Task prompt:
Reproduce the material in full, unchanged.

Record extracts:
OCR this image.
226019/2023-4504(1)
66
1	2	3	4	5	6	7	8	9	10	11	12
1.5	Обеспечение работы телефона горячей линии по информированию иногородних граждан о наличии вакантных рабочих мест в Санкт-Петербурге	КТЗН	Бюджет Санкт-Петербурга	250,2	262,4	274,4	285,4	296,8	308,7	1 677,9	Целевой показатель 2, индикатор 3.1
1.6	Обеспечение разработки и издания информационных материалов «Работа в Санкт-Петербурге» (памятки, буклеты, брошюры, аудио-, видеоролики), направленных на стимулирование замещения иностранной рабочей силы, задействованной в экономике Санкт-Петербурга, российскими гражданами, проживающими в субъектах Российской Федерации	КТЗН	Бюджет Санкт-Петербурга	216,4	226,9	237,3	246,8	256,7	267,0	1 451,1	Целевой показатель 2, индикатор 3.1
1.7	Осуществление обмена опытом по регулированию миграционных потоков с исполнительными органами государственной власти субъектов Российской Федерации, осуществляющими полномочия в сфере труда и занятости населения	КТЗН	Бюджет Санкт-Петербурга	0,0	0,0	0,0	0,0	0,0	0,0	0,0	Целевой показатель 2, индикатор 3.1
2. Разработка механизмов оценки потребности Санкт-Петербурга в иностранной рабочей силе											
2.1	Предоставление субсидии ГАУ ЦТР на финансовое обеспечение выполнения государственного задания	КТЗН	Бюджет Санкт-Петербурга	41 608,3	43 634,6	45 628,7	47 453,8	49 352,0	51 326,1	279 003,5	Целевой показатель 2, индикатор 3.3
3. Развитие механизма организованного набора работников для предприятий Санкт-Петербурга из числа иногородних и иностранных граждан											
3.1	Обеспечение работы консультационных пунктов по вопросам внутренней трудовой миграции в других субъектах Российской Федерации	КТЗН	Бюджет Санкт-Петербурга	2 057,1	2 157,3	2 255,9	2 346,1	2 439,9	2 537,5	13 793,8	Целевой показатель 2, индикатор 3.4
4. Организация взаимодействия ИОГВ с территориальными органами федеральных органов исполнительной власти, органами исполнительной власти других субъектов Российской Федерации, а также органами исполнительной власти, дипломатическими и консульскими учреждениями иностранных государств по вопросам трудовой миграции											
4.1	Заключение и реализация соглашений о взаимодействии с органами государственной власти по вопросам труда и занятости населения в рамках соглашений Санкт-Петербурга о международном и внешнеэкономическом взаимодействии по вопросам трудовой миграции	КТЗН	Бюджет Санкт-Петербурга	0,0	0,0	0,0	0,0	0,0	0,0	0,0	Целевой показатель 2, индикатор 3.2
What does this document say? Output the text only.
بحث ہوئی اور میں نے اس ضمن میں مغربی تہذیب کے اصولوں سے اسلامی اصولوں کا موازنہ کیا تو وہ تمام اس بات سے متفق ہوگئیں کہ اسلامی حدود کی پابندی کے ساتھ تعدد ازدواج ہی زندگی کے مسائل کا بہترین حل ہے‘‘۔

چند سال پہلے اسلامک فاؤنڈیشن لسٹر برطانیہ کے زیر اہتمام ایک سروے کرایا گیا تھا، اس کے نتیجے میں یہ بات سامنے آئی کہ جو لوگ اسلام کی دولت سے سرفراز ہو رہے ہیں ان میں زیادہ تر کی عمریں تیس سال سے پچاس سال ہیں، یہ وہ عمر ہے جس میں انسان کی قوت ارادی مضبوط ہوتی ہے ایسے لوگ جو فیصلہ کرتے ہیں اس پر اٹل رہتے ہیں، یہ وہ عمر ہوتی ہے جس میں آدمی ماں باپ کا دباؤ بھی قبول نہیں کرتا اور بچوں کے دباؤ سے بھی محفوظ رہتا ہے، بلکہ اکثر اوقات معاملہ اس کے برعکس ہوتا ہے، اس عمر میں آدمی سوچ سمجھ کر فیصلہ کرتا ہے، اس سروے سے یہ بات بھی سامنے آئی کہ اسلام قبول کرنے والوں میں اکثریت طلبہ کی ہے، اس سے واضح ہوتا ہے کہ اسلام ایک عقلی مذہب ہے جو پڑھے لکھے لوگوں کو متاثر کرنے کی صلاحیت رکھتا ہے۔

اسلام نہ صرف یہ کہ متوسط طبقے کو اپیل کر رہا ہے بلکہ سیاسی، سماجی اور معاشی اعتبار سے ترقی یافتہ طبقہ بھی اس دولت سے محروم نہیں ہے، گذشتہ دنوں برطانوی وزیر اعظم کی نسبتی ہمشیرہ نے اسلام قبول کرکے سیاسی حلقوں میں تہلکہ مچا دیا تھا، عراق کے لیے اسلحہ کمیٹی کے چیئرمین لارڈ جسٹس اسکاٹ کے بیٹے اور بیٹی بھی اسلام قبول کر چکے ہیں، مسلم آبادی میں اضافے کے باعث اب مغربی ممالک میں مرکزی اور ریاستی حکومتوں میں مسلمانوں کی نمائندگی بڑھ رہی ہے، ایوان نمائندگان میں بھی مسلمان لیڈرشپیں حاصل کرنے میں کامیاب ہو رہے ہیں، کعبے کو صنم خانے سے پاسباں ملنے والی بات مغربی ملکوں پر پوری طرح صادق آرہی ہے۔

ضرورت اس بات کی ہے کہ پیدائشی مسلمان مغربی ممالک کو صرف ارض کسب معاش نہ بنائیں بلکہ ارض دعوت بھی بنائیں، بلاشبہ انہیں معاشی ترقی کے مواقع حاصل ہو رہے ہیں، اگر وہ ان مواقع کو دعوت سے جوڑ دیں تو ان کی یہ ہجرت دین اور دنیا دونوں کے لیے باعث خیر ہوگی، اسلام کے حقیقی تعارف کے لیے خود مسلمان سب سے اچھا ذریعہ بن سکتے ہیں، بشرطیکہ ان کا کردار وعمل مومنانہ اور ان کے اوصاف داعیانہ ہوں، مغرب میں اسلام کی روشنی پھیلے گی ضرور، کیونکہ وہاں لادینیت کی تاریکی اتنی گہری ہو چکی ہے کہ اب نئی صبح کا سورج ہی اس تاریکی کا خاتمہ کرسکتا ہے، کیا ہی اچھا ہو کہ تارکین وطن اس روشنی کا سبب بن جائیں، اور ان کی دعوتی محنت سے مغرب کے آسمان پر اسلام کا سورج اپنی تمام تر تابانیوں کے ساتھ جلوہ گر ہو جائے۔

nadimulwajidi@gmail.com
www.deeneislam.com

Completed exercise:
OCR this image.
226019/2023-4504(1)
66
1	2	3	4	5	6	7	8	9	10	11	12
1.5	Обеспечение работы телефона горячей линии по информированию иногородних граждан о наличии вакантных рабочих мест в Санкт-Петербурге	КТЗН	Бюджет Санкт-Петербурга	250,2	262,4	274,4	285,4	296,8	308,7	1 677,9	Целевой показатель 2, индикатор 3.1
1.6	Обеспечение разработки и издания информационных материалов «Работа в Санкт-Петербурге» (памятки, буклеты, брошюры, аудио-, видеоролики), направленных на стимулирование замещения иностранной рабочей силы, задействованной в экономике Санкт-Петербурга, российскими гражданами, проживающими в субъектах Российской Федерации	КТЗН	Бюджет Санкт-Петербурга	216,4	226,9	237,3	246,8	256,7	267,0	1 451,1	Целевой показатель 2, индикатор 3.1
1.7	Осуществление обмена опытом по регулированию миграционных потоков с исполнительными органами государственной власти субъектов Российской Федерации, осуществляющими полномочия в сфере труда и занятости населения	КТЗН	Бюджет Санкт-Петербурга	0,0	0,0	0,0	0,0	0,0	0,0	0,0	Целевой показатель 2, индикатор 3.1
2. Разработка механизмов оценки потребности Санкт-Петербурга в иностранной рабочей силе											
2.1	Предоставление субсидии ГАУ ЦТР на финансовое обеспечение выполнения государственного задания	КТЗН	Бюджет Санкт-Петербурга	41 608,3	43 634,6	45 628,7	47 453,8	49 352,0	51 326,1	279 003,5	Целевой показатель 2, индикатор 3.3
3. Развитие механизма организованного набора работников для предприятий Санкт-Петербурга из числа иногородних и иностранных граждан											
3.1	Обеспечение работы консультационных пунктов по вопросам внутренней трудовой миграции в других субъектах Российской Федерации	КТЗН	Бюджет Санкт-Петербурга	2 057,1	2 157,3	2 255,9	2 346,1	2 439,9	2 537,5	13 793,8	Целевой показатель 2, индикатор 3.4
4. Организация взаимодействия ИОГВ с территориальными органами федеральных органов исполнительной власти, органами исполнительной власти других субъектов Российской Федерации, а также органами исполнительной власти, дипломатическими и консульскими учреждениями иностранных государств по вопросам трудовой миграции											
4.1	Заключение и реализация соглашений о взаимодействии с органами государственной власти по вопросам труда и занятости населения в рамках соглашений Санкт-Петербурга о международном и внешнеэкономическом взаимодействии по вопросам трудовой миграции	КТЗН	Бюджет Санкт-Петербурга	0,0	0,0	0,0	0,0	0,0	0,0	0,0	Целевой показатель 2, индикатор 3.2
What does this document say? Output the text only.
بحث ہوئی اور میں نے اس ضمن میں مغربی تہذیب کے اصولوں سے اسلامی اصولوں کا موازنہ کیا تو وہ تمام اس بات سے متفق ہوگئیں کہ اسلامی حدود کی پابندی کے ساتھ تعدد ازدواج ہی زندگی کے مسائل کا بہترین حل ہے‘‘۔

چند سال پہلے اسلامک فاؤنڈیشن لسٹر برطانیہ کے زیر اہتمام ایک سروے کرایا گیا تھا، اس کے نتیجے میں یہ بات سامنے آئی کہ جو لوگ اسلام کی دولت سے سرفراز ہو رہے ہیں ان میں زیادہ تر کی عمریں تیس سال سے پچاس سال ہیں، یہ وہ عمر ہے جس میں انسان کی قوت ارادی مضبوط ہوتی ہے ایسے لوگ جو فیصلہ کرتے ہیں اس پر اٹل رہتے ہیں، یہ وہ عمر ہوتی ہے جس میں آدمی ماں باپ کا دباؤ بھی قبول نہیں کرتا اور بچوں کے دباؤ سے بھی محفوظ رہتا ہے، بلکہ اکثر اوقات معاملہ اس کے برعکس ہوتا ہے، اس عمر میں آدمی سوچ سمجھ کر فیصلہ کرتا ہے، اس سروے سے یہ بات بھی سامنے آئی کہ اسلام قبول کرنے والوں میں اکثریت طلبہ کی ہے، اس سے واضح ہوتا ہے کہ اسلام ایک عقلی مذہب ہے جو پڑھے لکھے لوگوں کو متاثر کرنے کی صلاحیت رکھتا ہے۔

اسلام نہ صرف یہ کہ متوسط طبقے کو اپیل کر رہا ہے بلکہ سیاسی، سماجی اور معاشی اعتبار سے ترقی یافتہ طبقہ بھی اس دولت سے محروم نہیں ہے، گذشتہ دنوں برطانوی وزیر اعظم کی نسبتی ہمشیرہ نے اسلام قبول کرکے سیاسی حلقوں میں تہلکہ مچا دیا تھا، عراق کے لیے اسلحہ کمیٹی کے چیئرمین لارڈ جسٹس اسکاٹ کے بیٹے اور بیٹی بھی اسلام قبول کر چکے ہیں، مسلم آبادی میں اضافے کے باعث اب مغربی ممالک میں مرکزی اور ریاستی حکومتوں میں مسلمانوں کی نمائندگی بڑھ رہی ہے، ایوان نمائندگان میں بھی مسلمان لیڈرشپیں حاصل کرنے میں کامیاب ہو رہے ہیں، کعبے کو صنم خانے سے پاسباں ملنے والی بات مغربی ملکوں پر پوری طرح صادق آرہی ہے۔

ضرورت اس بات کی ہے کہ پیدائشی مسلمان مغربی ممالک کو صرف ارض کسب معاش نہ بنائیں بلکہ ارض دعوت بھی بنائیں، بلاشبہ انہیں معاشی ترقی کے مواقع حاصل ہو رہے ہیں، اگر وہ ان مواقع کو دعوت سے جوڑ دیں تو ان کی یہ ہجرت دین اور دنیا دونوں کے لیے باعث خیر ہوگی، اسلام کے حقیقی تعارف کے لیے خود مسلمان سب سے اچھا ذریعہ بن سکتے ہیں، بشرطیکہ ان کا کردار وعمل مومنانہ اور ان کے اوصاف داعیانہ ہوں، مغرب میں اسلام کی روشنی پھیلے گی ضرور، کیونکہ وہاں لادینیت کی تاریکی اتنی گہری ہو چکی ہے کہ اب نئی صبح کا سورج ہی اس تاریکی کا خاتمہ کرسکتا ہے، کیا ہی اچھا ہو کہ تارکین وطن اس روشنی کا سبب بن جائیں، اور ان کی دعوتی محنت سے مغرب کے آسمان پر اسلام کا سورج اپنی تمام تر تابانیوں کے ساتھ جلوہ گر ہو جائے۔

nadimulwajidi@gmail.com
www.deeneislam.com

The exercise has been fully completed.